▶ [SHORT PROBLEM] Return all lines with the word "jeszcze" in them.

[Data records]
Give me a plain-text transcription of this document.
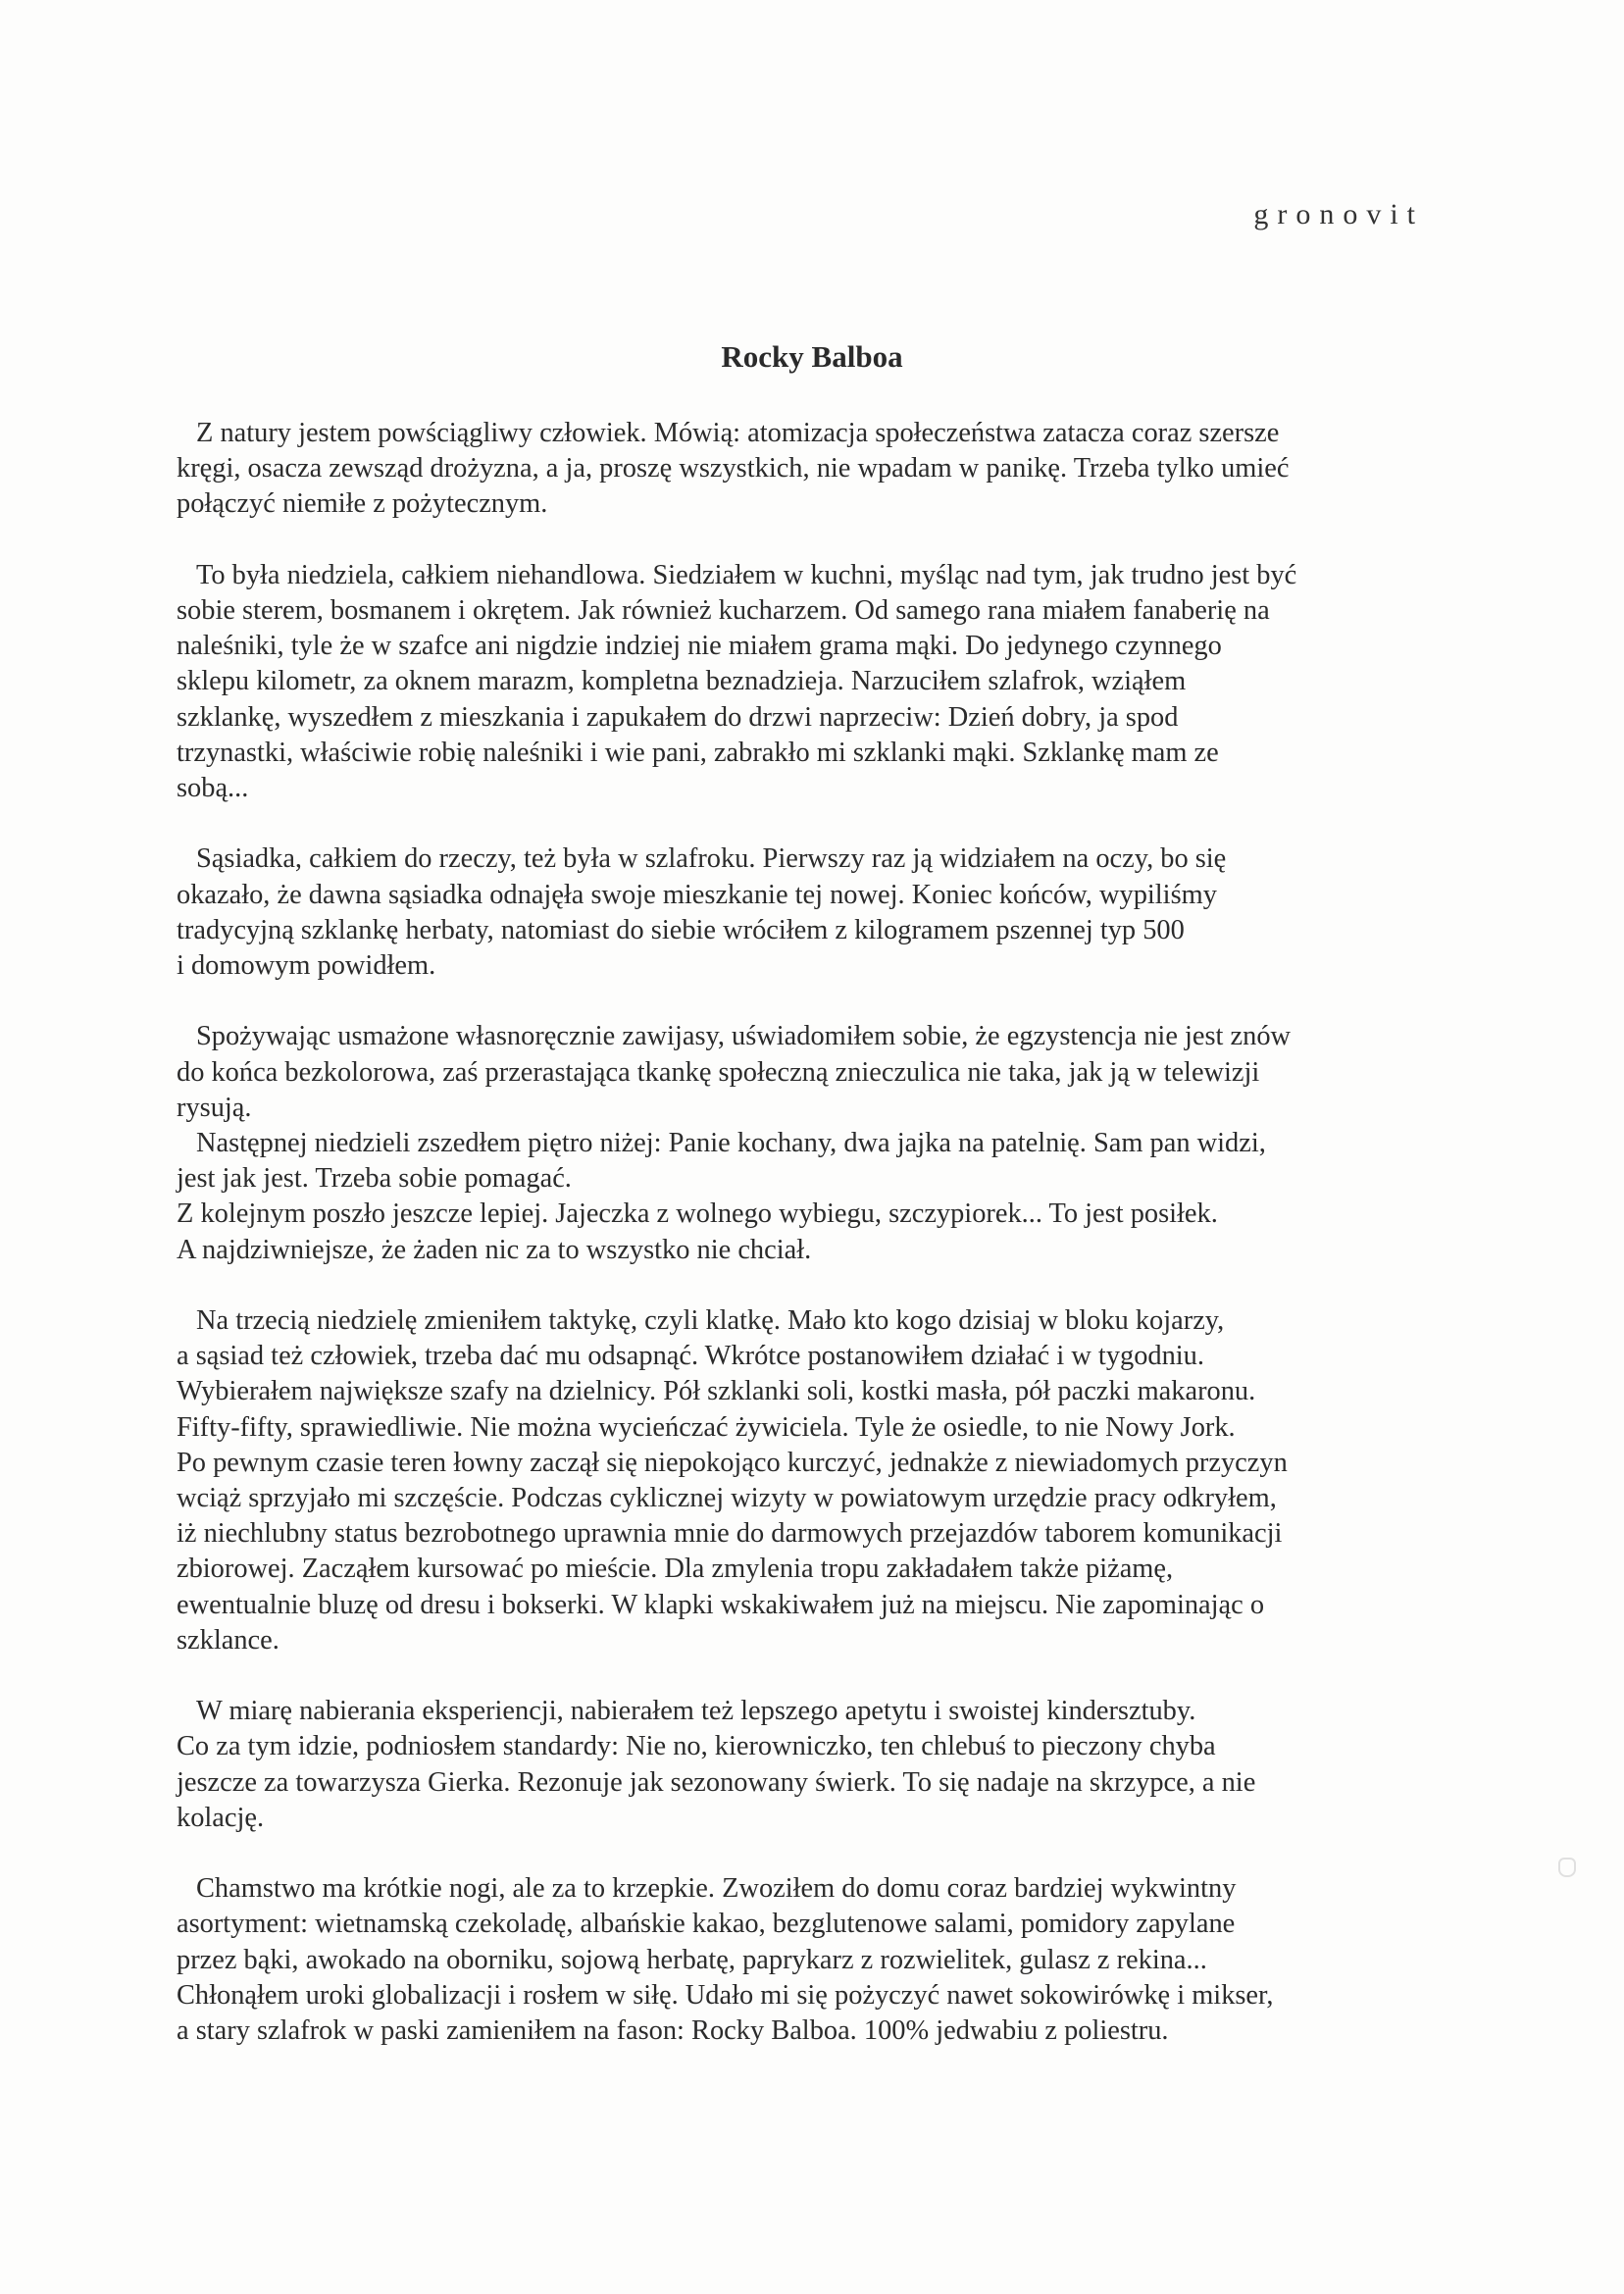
gronovit
Rocky Balboa

Z natury jestem powściągliwy człowiek. Mówią: atomizacja społeczeństwa zatacza coraz szersze
kręgi, osacza zewsząd drożyzna, a ja, proszę wszystkich, nie wpadam w panikę. Trzeba tylko umieć
połączyć niemiłe z pożytecznym.

To była niedziela, całkiem niehandlowa. Siedziałem w kuchni, myśląc nad tym, jak trudno jest być
sobie sterem, bosmanem i okrętem. Jak również kucharzem. Od samego rana miałem fanaberię na
naleśniki, tyle że w szafce ani nigdzie indziej nie miałem grama mąki. Do jedynego czynnego
sklepu kilometr, za oknem marazm, kompletna beznadzieja. Narzuciłem szlafrok, wziąłem
szklankę, wyszedłem z mieszkania i zapukałem do drzwi naprzeciw: Dzień dobry, ja spod
trzynastki, właściwie robię naleśniki i wie pani, zabrakło mi szklanki mąki. Szklankę mam ze
sobą...

Sąsiadka, całkiem do rzeczy, też była w szlafroku. Pierwszy raz ją widziałem na oczy, bo się
okazało, że dawna sąsiadka odnajęła swoje mieszkanie tej nowej. Koniec końców, wypiliśmy
tradycyjną szklankę herbaty, natomiast do siebie wróciłem z kilogramem pszennej typ 500
i domowym powidłem.

Spożywając usmażone własnoręcznie zawijasy, uświadomiłem sobie, że egzystencja nie jest znów
do końca bezkolorowa, zaś przerastająca tkankę społeczną znieczulica nie taka, jak ją w telewizji
rysują.
Następnej niedzieli zszedłem piętro niżej: Panie kochany, dwa jajka na patelnię. Sam pan widzi,
jest jak jest. Trzeba sobie pomagać.
Z kolejnym poszło jeszcze lepiej. Jajeczka z wolnego wybiegu, szczypiorek... To jest posiłek.
A najdziwniejsze, że żaden nic za to wszystko nie chciał.

Na trzecią niedzielę zmieniłem taktykę, czyli klatkę. Mało kto kogo dzisiaj w bloku kojarzy,
a sąsiad też człowiek, trzeba dać mu odsapnąć. Wkrótce postanowiłem działać i w tygodniu.
Wybierałem największe szafy na dzielnicy. Pół szklanki soli, kostki masła, pół paczki makaronu.
Fifty-fifty, sprawiedliwie. Nie można wycieńczać żywiciela. Tyle że osiedle, to nie Nowy Jork.
Po pewnym czasie teren łowny zaczął się niepokojąco kurczyć, jednakże z niewiadomych przyczyn
wciąż sprzyjało mi szczęście. Podczas cyklicznej wizyty w powiatowym urzędzie pracy odkryłem,
iż niechlubny status bezrobotnego uprawnia mnie do darmowych przejazdów taborem komunikacji
zbiorowej. Zacząłem kursować po mieście. Dla zmylenia tropu zakładałem także piżamę,
ewentualnie bluzę od dresu i bokserki. W klapki wskakiwałem już na miejscu. Nie zapominając o
szklance.

W miarę nabierania eksperiencji, nabierałem też lepszego apetytu i swoistej kindersztuby.
Co za tym idzie, podniosłem standardy: Nie no, kierowniczko, ten chlebuś to pieczony chyba
jeszcze za towarzysza Gierka. Rezonuje jak sezonowany świerk. To się nadaje na skrzypce, a nie
kolację.

Chamstwo ma krótkie nogi, ale za to krzepkie. Zwoziłem do domu coraz bardziej wykwintny
asortyment: wietnamską czekoladę, albańskie kakao, bezglutenowe salami, pomidory zapylane
przez bąki, awokado na oborniku, sojową herbatę, paprykarz z rozwielitek, gulasz z rekina...
Chłonąłem uroki globalizacji i rosłem w siłę. Udało mi się pożyczyć nawet sokowirówkę i mikser,
a stary szlafrok w paski zamieniłem na fason: Rocky Balboa. 100% jedwabiu z poliestru.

▶ [TASK RESULT]
Z kolejnym poszło jeszcze lepiej. Jajeczka z wolnego wybiegu, szczypiorek... To jest posiłek.
jeszcze za towarzysza Gierka. Rezonuje jak sezonowany świerk. To się nadaje na skrzypce, a nie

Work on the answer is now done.